Rows from a dataset
· · · ·
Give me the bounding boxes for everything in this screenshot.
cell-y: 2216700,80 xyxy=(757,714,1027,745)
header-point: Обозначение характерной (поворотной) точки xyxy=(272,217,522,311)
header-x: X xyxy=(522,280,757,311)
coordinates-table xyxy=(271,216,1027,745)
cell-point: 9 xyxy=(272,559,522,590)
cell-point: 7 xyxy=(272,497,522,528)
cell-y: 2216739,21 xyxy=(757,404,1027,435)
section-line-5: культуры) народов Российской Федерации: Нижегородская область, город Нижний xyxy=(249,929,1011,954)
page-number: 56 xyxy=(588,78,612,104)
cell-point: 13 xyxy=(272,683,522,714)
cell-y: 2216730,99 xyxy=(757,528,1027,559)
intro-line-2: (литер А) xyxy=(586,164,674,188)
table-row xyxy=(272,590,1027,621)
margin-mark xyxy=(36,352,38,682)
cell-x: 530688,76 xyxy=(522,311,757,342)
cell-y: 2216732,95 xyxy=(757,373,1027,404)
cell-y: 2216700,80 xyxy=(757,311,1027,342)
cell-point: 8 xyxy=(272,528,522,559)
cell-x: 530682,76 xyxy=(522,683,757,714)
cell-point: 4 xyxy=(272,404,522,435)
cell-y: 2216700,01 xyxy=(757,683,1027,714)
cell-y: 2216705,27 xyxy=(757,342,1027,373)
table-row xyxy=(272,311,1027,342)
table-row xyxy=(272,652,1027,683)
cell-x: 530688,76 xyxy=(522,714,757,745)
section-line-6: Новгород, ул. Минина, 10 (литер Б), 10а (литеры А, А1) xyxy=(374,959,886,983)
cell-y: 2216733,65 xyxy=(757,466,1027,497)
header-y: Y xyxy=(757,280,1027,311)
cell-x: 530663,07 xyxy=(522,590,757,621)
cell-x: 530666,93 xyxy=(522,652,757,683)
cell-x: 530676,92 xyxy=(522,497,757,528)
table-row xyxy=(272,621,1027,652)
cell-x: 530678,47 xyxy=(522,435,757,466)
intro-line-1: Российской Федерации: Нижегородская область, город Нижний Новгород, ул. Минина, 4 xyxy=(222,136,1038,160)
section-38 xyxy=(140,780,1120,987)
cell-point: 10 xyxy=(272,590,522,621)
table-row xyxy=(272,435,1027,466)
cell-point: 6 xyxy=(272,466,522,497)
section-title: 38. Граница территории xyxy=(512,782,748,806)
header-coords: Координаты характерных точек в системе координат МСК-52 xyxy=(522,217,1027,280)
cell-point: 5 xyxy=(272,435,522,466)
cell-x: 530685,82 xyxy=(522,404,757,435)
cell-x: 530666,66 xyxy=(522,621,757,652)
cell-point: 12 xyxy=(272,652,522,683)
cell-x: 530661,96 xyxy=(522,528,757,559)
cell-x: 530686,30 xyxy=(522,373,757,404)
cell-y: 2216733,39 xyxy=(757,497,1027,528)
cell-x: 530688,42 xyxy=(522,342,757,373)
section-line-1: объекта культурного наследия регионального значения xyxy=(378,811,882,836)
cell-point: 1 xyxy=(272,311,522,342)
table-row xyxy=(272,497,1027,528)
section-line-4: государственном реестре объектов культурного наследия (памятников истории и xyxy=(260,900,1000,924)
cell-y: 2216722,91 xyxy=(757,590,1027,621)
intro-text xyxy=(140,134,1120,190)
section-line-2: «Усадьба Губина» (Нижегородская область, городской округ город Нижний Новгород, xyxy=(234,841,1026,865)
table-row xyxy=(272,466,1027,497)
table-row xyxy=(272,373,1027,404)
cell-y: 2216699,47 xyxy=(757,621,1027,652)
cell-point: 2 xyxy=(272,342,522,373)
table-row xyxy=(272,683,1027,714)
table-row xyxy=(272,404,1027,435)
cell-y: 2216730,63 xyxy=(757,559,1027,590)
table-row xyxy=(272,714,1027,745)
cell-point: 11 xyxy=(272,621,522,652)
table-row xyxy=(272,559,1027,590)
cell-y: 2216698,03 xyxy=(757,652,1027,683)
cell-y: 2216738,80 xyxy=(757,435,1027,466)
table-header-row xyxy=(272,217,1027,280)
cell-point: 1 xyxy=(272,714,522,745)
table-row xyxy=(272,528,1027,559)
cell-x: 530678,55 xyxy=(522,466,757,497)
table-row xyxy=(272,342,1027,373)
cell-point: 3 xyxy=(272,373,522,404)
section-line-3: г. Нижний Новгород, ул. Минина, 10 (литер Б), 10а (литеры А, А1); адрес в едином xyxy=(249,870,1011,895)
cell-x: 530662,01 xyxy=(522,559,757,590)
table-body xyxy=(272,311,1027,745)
· · · ·
* STATED EXERCISE
Rewrite every row above with "table-row" replaced by "table-line" wherever it occurs. Leave everything else unchanged.

* EXPECTED OUTPUT
Give me the bounding boxes for everything in this screenshot.
cell-y: 2216700,80 xyxy=(757,714,1027,745)
header-point: Обозначение характерной (поворотной) точки xyxy=(272,217,522,311)
header-x: X xyxy=(522,280,757,311)
coordinates-table xyxy=(271,216,1027,745)
cell-point: 9 xyxy=(272,559,522,590)
cell-point: 7 xyxy=(272,497,522,528)
cell-y: 2216739,21 xyxy=(757,404,1027,435)
section-line-5: культуры) народов Российской Федерации: Нижегородская область, город Нижний xyxy=(249,929,1011,954)
page-number: 56 xyxy=(588,78,612,104)
cell-point: 13 xyxy=(272,683,522,714)
cell-y: 2216730,99 xyxy=(757,528,1027,559)
intro-line-2: (литер А) xyxy=(586,164,674,188)
table-line xyxy=(272,590,1027,621)
margin-mark xyxy=(36,352,38,682)
cell-x: 530688,76 xyxy=(522,311,757,342)
cell-y: 2216732,95 xyxy=(757,373,1027,404)
cell-y: 2216700,80 xyxy=(757,311,1027,342)
cell-point: 8 xyxy=(272,528,522,559)
cell-x: 530682,76 xyxy=(522,683,757,714)
cell-point: 4 xyxy=(272,404,522,435)
cell-y: 2216700,01 xyxy=(757,683,1027,714)
cell-y: 2216705,27 xyxy=(757,342,1027,373)
table-line xyxy=(272,311,1027,342)
table-line xyxy=(272,652,1027,683)
cell-x: 530688,76 xyxy=(522,714,757,745)
section-line-6: Новгород, ул. Минина, 10 (литер Б), 10а (литеры А, А1) xyxy=(374,959,886,983)
cell-y: 2216733,65 xyxy=(757,466,1027,497)
header-y: Y xyxy=(757,280,1027,311)
cell-x: 530663,07 xyxy=(522,590,757,621)
cell-x: 530666,93 xyxy=(522,652,757,683)
cell-x: 530676,92 xyxy=(522,497,757,528)
table-line xyxy=(272,621,1027,652)
cell-x: 530678,47 xyxy=(522,435,757,466)
intro-line-1: Российской Федерации: Нижегородская область, город Нижний Новгород, ул. Минина, 4 xyxy=(222,136,1038,160)
section-38 xyxy=(140,780,1120,987)
cell-point: 10 xyxy=(272,590,522,621)
table-line xyxy=(272,435,1027,466)
cell-point: 6 xyxy=(272,466,522,497)
section-title: 38. Граница территории xyxy=(512,782,748,806)
header-coords: Координаты характерных точек в системе координат МСК-52 xyxy=(522,217,1027,280)
cell-point: 5 xyxy=(272,435,522,466)
cell-x: 530685,82 xyxy=(522,404,757,435)
cell-x: 530666,66 xyxy=(522,621,757,652)
cell-point: 12 xyxy=(272,652,522,683)
cell-x: 530661,96 xyxy=(522,528,757,559)
cell-x: 530686,30 xyxy=(522,373,757,404)
cell-y: 2216733,39 xyxy=(757,497,1027,528)
cell-x: 530688,42 xyxy=(522,342,757,373)
section-line-1: объекта культурного наследия регионального значения xyxy=(378,811,882,836)
cell-point: 1 xyxy=(272,311,522,342)
table-line xyxy=(272,497,1027,528)
section-line-4: государственном реестре объектов культурного наследия (памятников истории и xyxy=(260,900,1000,924)
cell-y: 2216722,91 xyxy=(757,590,1027,621)
intro-text xyxy=(140,134,1120,190)
section-line-2: «Усадьба Губина» (Нижегородская область, городской округ город Нижний Новгород, xyxy=(234,841,1026,865)
table-line xyxy=(272,466,1027,497)
table-line xyxy=(272,373,1027,404)
cell-y: 2216699,47 xyxy=(757,621,1027,652)
cell-point: 2 xyxy=(272,342,522,373)
table-line xyxy=(272,683,1027,714)
table-line xyxy=(272,404,1027,435)
cell-y: 2216730,63 xyxy=(757,559,1027,590)
table-line xyxy=(272,714,1027,745)
cell-point: 11 xyxy=(272,621,522,652)
table-line xyxy=(272,559,1027,590)
cell-y: 2216698,03 xyxy=(757,652,1027,683)
cell-y: 2216738,80 xyxy=(757,435,1027,466)
table-header-row xyxy=(272,217,1027,280)
cell-point: 1 xyxy=(272,714,522,745)
table-line xyxy=(272,528,1027,559)
cell-x: 530678,55 xyxy=(522,466,757,497)
table-line xyxy=(272,342,1027,373)
cell-point: 3 xyxy=(272,373,522,404)
section-line-3: г. Нижний Новгород, ул. Минина, 10 (литер Б), 10а (литеры А, А1); адрес в едином xyxy=(249,870,1011,895)
cell-x: 530662,01 xyxy=(522,559,757,590)
table-body xyxy=(272,311,1027,745)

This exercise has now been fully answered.